Work to be completed:
Copy all of the material exactly. Pictures are not to appear in the copy.

Data shown:

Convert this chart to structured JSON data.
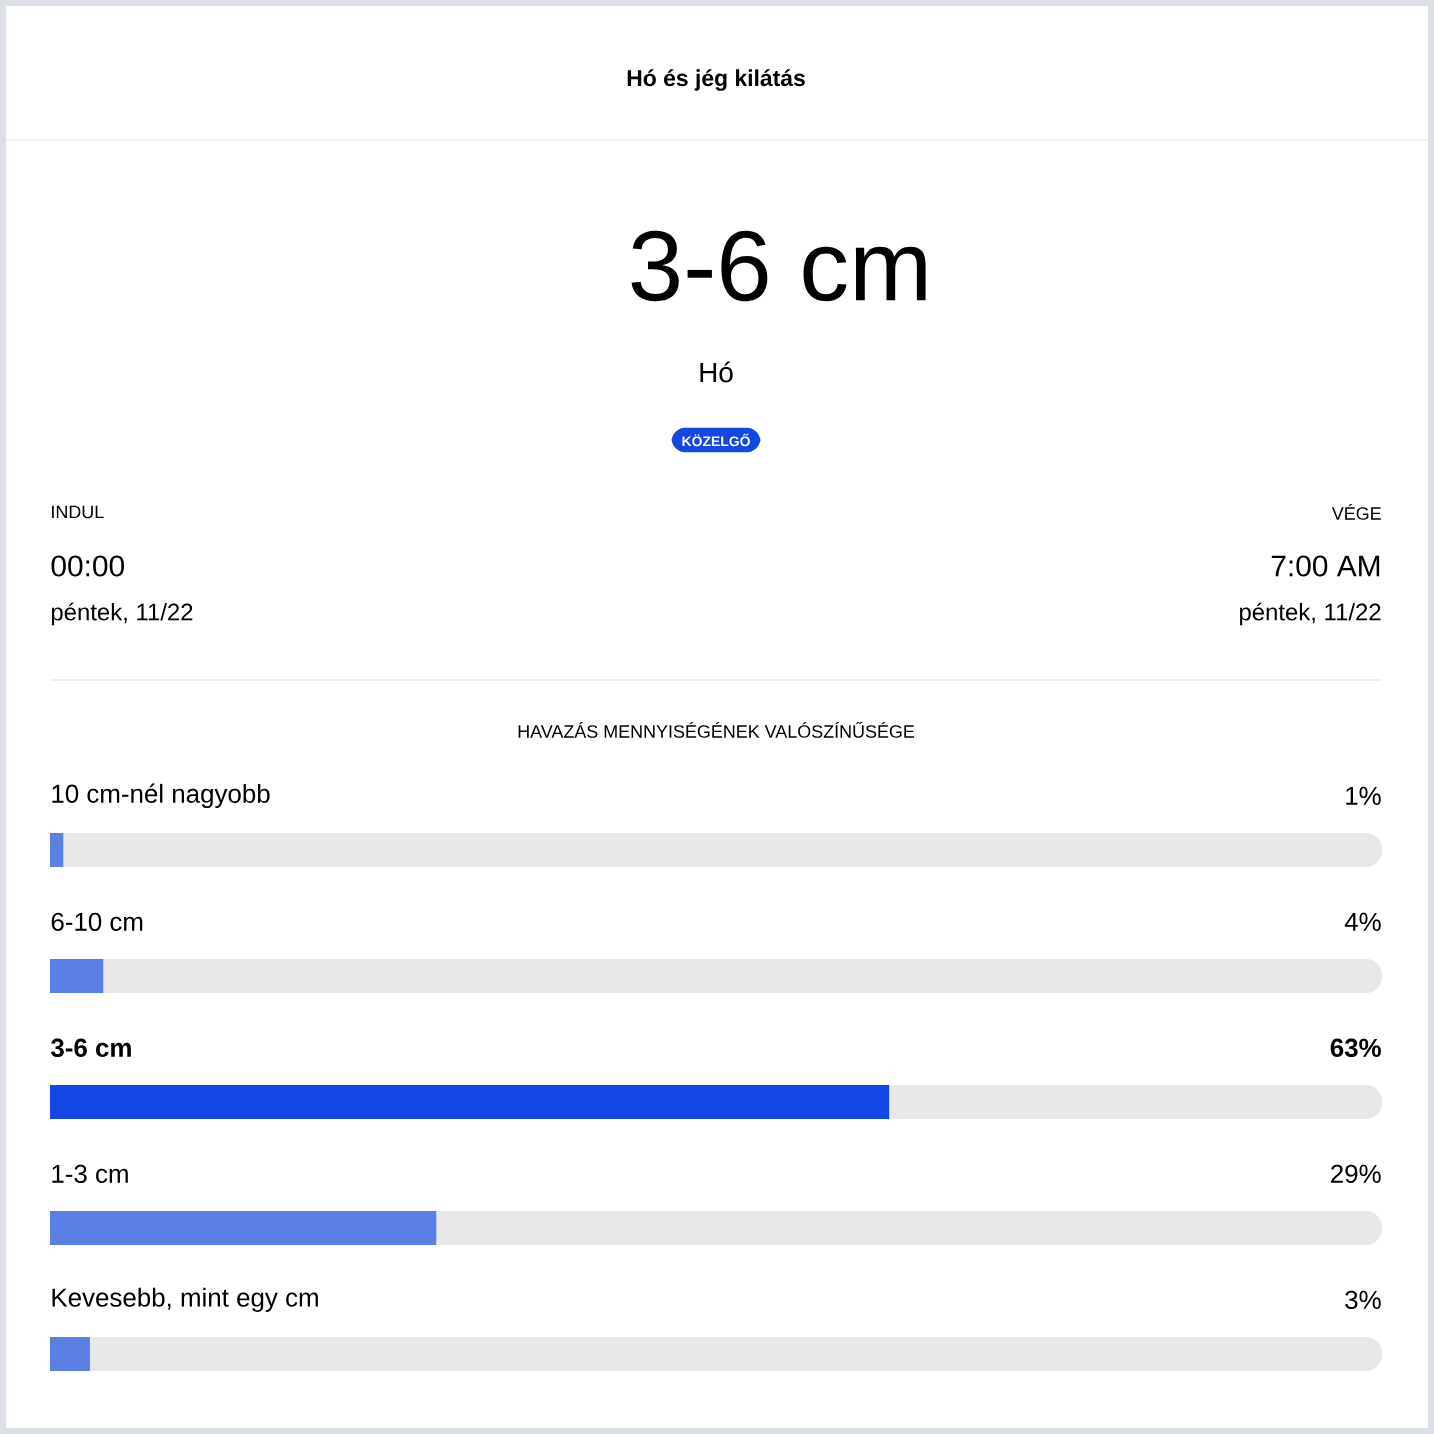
{
  "chart_data": {
    "type": "bar",
    "orientation": "horizontal",
    "title": "Hó és jég kilátás",
    "subtitle": "HAVAZÁS MENNYISÉGÉNEK VALÓSZÍNŰSÉGE",
    "categories": [
      "10 cm-nél nagyobb",
      "6-10 cm",
      "3-6 cm",
      "1-3 cm",
      "Kevesebb, mint egy cm"
    ],
    "values": [
      1,
      4,
      63,
      29,
      3
    ],
    "value_labels": [
      "1%",
      "4%",
      "63%",
      "29%",
      "3%"
    ],
    "colors": [
      "#5b7fe3",
      "#5b7fe3",
      "#1448e5",
      "#5b7fe3",
      "#5b7fe3"
    ],
    "xlim": [
      0,
      100
    ],
    "tick_labels": false,
    "annotations": [
      "3-6 cm",
      "Hó",
      "KÖZELGŐ",
      "INDUL",
      "00:00",
      "péntek, 11/22",
      "VÉGE",
      "7:00 AM",
      "péntek, 11/22"
    ]
  }
}
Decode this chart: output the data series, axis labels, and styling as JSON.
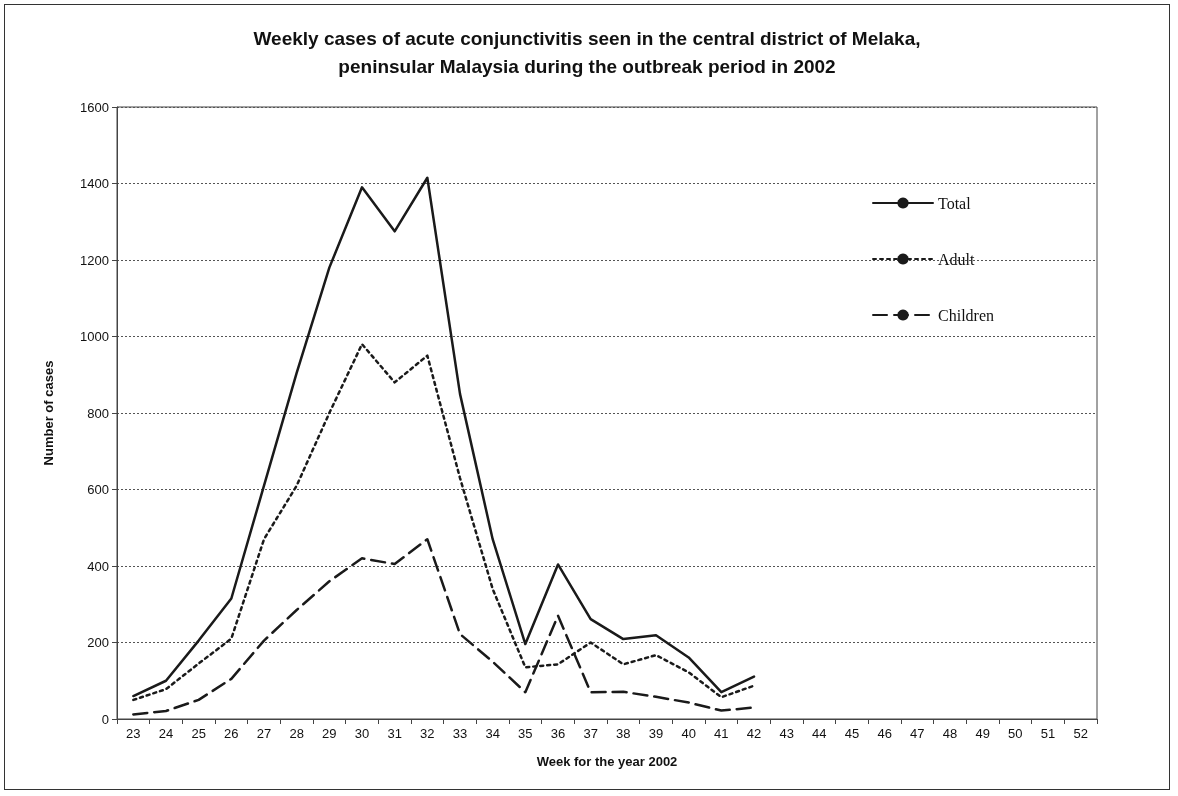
{
  "chart_data": {
    "type": "line",
    "title": "Weekly cases of acute conjunctivitis seen in the central district of Melaka,\npeninsular Malaysia during the outbreak period in 2002",
    "xlabel": "Week for the year 2002",
    "ylabel": "Number of cases",
    "categories": [
      "23",
      "24",
      "25",
      "26",
      "27",
      "28",
      "29",
      "30",
      "31",
      "32",
      "33",
      "34",
      "35",
      "36",
      "37",
      "38",
      "39",
      "40",
      "41",
      "42",
      "43",
      "44",
      "45",
      "46",
      "47",
      "48",
      "49",
      "50",
      "51",
      "52"
    ],
    "series": [
      {
        "name": "Total",
        "color": "#1a1a1a",
        "line_style": "solid",
        "values": [
          60,
          100,
          205,
          315,
          610,
          905,
          1180,
          1390,
          1275,
          1415,
          850,
          470,
          196,
          404,
          261,
          209,
          219,
          161,
          70,
          111,
          null,
          null,
          null,
          null,
          null,
          null,
          null,
          null,
          null,
          null
        ]
      },
      {
        "name": "Adult",
        "color": "#1a1a1a",
        "line_style": "dotted",
        "values": [
          50,
          78,
          145,
          210,
          470,
          610,
          800,
          980,
          880,
          950,
          630,
          340,
          135,
          143,
          200,
          143,
          167,
          122,
          57,
          87,
          null,
          null,
          null,
          null,
          null,
          null,
          null,
          null,
          null,
          null
        ]
      },
      {
        "name": "Children",
        "color": "#1a1a1a",
        "line_style": "dashed",
        "values": [
          12,
          21,
          50,
          105,
          205,
          285,
          360,
          420,
          405,
          470,
          222,
          150,
          70,
          270,
          70,
          71,
          58,
          43,
          22,
          30,
          null,
          null,
          null,
          null,
          null,
          null,
          null,
          null,
          null,
          null
        ]
      }
    ],
    "ylim": [
      0,
      1600
    ],
    "yticks": [
      0,
      200,
      400,
      600,
      800,
      1000,
      1200,
      1400,
      1600
    ],
    "grid": "y",
    "legend": "right",
    "marker": "none"
  }
}
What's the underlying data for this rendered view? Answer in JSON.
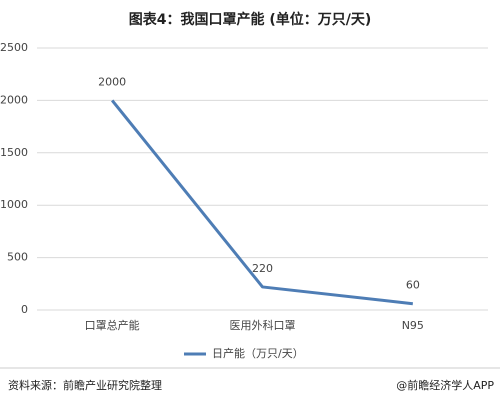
{
  "chart_data": {
    "type": "line",
    "title": "图表4：我国口罩产能 (单位：万只/天)",
    "categories": [
      "口罩总产能",
      "医用外科口罩",
      "N95"
    ],
    "series": [
      {
        "name": "日产能（万只/天）",
        "color": "#4e7db5",
        "values": [
          2000,
          220,
          60
        ]
      }
    ],
    "ylim": [
      0,
      2500
    ],
    "yticks": [
      0,
      500,
      1000,
      1500,
      2000,
      2500
    ],
    "grid": true,
    "legend": "bottom",
    "source": "资料来源：前瞻产业研究院整理",
    "credit": "@前瞻经济学人APP"
  }
}
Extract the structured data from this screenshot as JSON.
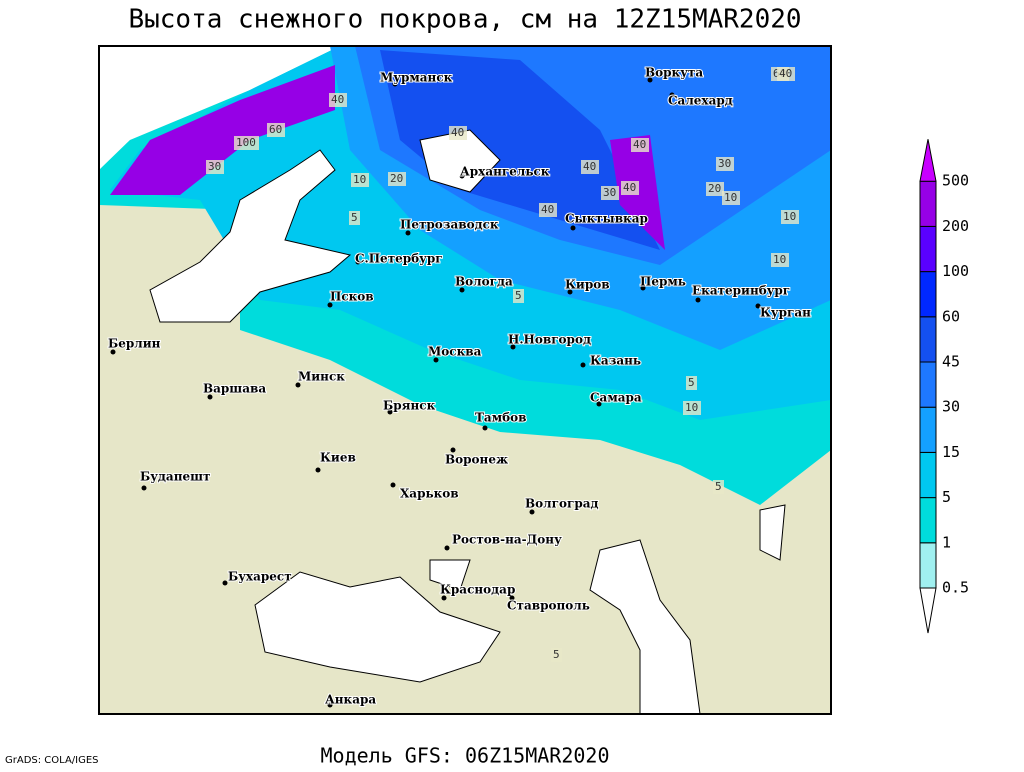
{
  "header": {
    "title": "Высота снежного покрова, см на 12Z15MAR2020"
  },
  "footer": {
    "model": "Модель GFS: 06Z15MAR2020",
    "credit": "GrADS: COLA/IGES"
  },
  "cities": [
    "Мурманск",
    "Воркута",
    "Салехард",
    "Архангельск",
    "Сыктывкар",
    "Петрозаводск",
    "С.Петербург",
    "Вологда",
    "Киров",
    "Пермь",
    "Екатеринбург",
    "Курган",
    "Псков",
    "Берлин",
    "Москва",
    "Н.Новгород",
    "Казань",
    "Варшава",
    "Минск",
    "Брянск",
    "Самара",
    "Тамбов",
    "Киев",
    "Воронеж",
    "Будапешт",
    "Харьков",
    "Волгоград",
    "Ростов-на-Дону",
    "Бухарест",
    "Краснодар",
    "Ставрополь",
    "Анкара"
  ],
  "contour_labels": [
    40,
    60,
    100,
    40,
    30,
    40,
    10,
    20,
    40,
    30,
    20,
    10,
    10,
    10,
    5,
    5,
    5,
    10,
    40,
    40,
    30,
    60,
    40,
    5,
    5
  ],
  "colorbar": {
    "levels": [
      0.5,
      1,
      5,
      15,
      30,
      45,
      60,
      100,
      200,
      500
    ],
    "colors": [
      "#ffffff",
      "#a0f0f0",
      "#00dcdc",
      "#00c8f0",
      "#14a0ff",
      "#1e78ff",
      "#1450f0",
      "#0028ff",
      "#5a00ff",
      "#9600e6",
      "#c800ff"
    ]
  }
}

Finished task:
Convert this chart to structured JSON data.
{
  "chart_data": {
    "type": "bar",
    "orientation": "horizontal",
    "title": "Hó és jég kilátás",
    "subtitle": "HAVAZÁS MENNYISÉGÉNEK VALÓSZÍNŰSÉGE",
    "categories": [
      "10 cm-nél nagyobb",
      "6-10 cm",
      "3-6 cm",
      "1-3 cm",
      "Kevesebb, mint egy cm"
    ],
    "values": [
      1,
      4,
      63,
      29,
      3
    ],
    "value_labels": [
      "1%",
      "4%",
      "63%",
      "29%",
      "3%"
    ],
    "colors": [
      "#5b7fe3",
      "#5b7fe3",
      "#1448e5",
      "#5b7fe3",
      "#5b7fe3"
    ],
    "xlim": [
      0,
      100
    ],
    "tick_labels": false,
    "annotations": [
      "3-6 cm",
      "Hó",
      "KÖZELGŐ",
      "INDUL",
      "00:00",
      "péntek, 11/22",
      "VÉGE",
      "7:00 AM",
      "péntek, 11/22"
    ]
  }
}
Decode this chart: output the data series, axis labels, and styling as JSON.
{
  "chart_data": {
    "type": "line",
    "title": "Weekly cases of acute conjunctivitis seen in the central district of Melaka,\npeninsular Malaysia during the outbreak period in 2002",
    "xlabel": "Week for the year 2002",
    "ylabel": "Number of cases",
    "categories": [
      "23",
      "24",
      "25",
      "26",
      "27",
      "28",
      "29",
      "30",
      "31",
      "32",
      "33",
      "34",
      "35",
      "36",
      "37",
      "38",
      "39",
      "40",
      "41",
      "42",
      "43",
      "44",
      "45",
      "46",
      "47",
      "48",
      "49",
      "50",
      "51",
      "52"
    ],
    "series": [
      {
        "name": "Total",
        "color": "#1a1a1a",
        "line_style": "solid",
        "values": [
          60,
          100,
          205,
          315,
          610,
          905,
          1180,
          1390,
          1275,
          1415,
          850,
          470,
          196,
          404,
          261,
          209,
          219,
          161,
          70,
          111,
          null,
          null,
          null,
          null,
          null,
          null,
          null,
          null,
          null,
          null
        ]
      },
      {
        "name": "Adult",
        "color": "#1a1a1a",
        "line_style": "dotted",
        "values": [
          50,
          78,
          145,
          210,
          470,
          610,
          800,
          980,
          880,
          950,
          630,
          340,
          135,
          143,
          200,
          143,
          167,
          122,
          57,
          87,
          null,
          null,
          null,
          null,
          null,
          null,
          null,
          null,
          null,
          null
        ]
      },
      {
        "name": "Children",
        "color": "#1a1a1a",
        "line_style": "dashed",
        "values": [
          12,
          21,
          50,
          105,
          205,
          285,
          360,
          420,
          405,
          470,
          222,
          150,
          70,
          270,
          70,
          71,
          58,
          43,
          22,
          30,
          null,
          null,
          null,
          null,
          null,
          null,
          null,
          null,
          null,
          null
        ]
      }
    ],
    "ylim": [
      0,
      1600
    ],
    "yticks": [
      0,
      200,
      400,
      600,
      800,
      1000,
      1200,
      1400,
      1600
    ],
    "grid": "y",
    "legend": "right",
    "marker": "none"
  }
}
What's the underlying data for this rendered view? Answer in JSON.
{
  "chart_data": {
    "type": "line",
    "title": "图表4：我国口罩产能 (单位：万只/天)",
    "categories": [
      "口罩总产能",
      "医用外科口罩",
      "N95"
    ],
    "series": [
      {
        "name": "日产能（万只/天）",
        "color": "#4e7db5",
        "values": [
          2000,
          220,
          60
        ]
      }
    ],
    "ylim": [
      0,
      2500
    ],
    "yticks": [
      0,
      500,
      1000,
      1500,
      2000,
      2500
    ],
    "grid": true,
    "legend": "bottom",
    "source": "资料来源：前瞻产业研究院整理",
    "credit": "@前瞻经济学人APP"
  }
}
Extract the structured data from this screenshot as JSON.
{
  "header": {
    "title": "Высота снежного покрова, см на 12Z15MAR2020"
  },
  "footer": {
    "model": "Модель GFS: 06Z15MAR2020",
    "credit": "GrADS: COLA/IGES"
  },
  "cities": [
    "Мурманск",
    "Воркута",
    "Салехард",
    "Архангельск",
    "Сыктывкар",
    "Петрозаводск",
    "С.Петербург",
    "Вологда",
    "Киров",
    "Пермь",
    "Екатеринбург",
    "Курган",
    "Псков",
    "Берлин",
    "Москва",
    "Н.Новгород",
    "Казань",
    "Варшава",
    "Минск",
    "Брянск",
    "Самара",
    "Тамбов",
    "Киев",
    "Воронеж",
    "Будапешт",
    "Харьков",
    "Волгоград",
    "Ростов-на-Дону",
    "Бухарест",
    "Краснодар",
    "Ставрополь",
    "Анкара"
  ],
  "contour_labels": [
    40,
    60,
    100,
    40,
    30,
    40,
    10,
    20,
    40,
    30,
    20,
    10,
    10,
    10,
    5,
    5,
    5,
    10,
    40,
    40,
    30,
    60,
    40,
    5,
    5
  ],
  "colorbar": {
    "levels": [
      0.5,
      1,
      5,
      15,
      30,
      45,
      60,
      100,
      200,
      500
    ],
    "colors": [
      "#ffffff",
      "#a0f0f0",
      "#00dcdc",
      "#00c8f0",
      "#14a0ff",
      "#1e78ff",
      "#1450f0",
      "#0028ff",
      "#5a00ff",
      "#9600e6",
      "#c800ff"
    ]
  }
}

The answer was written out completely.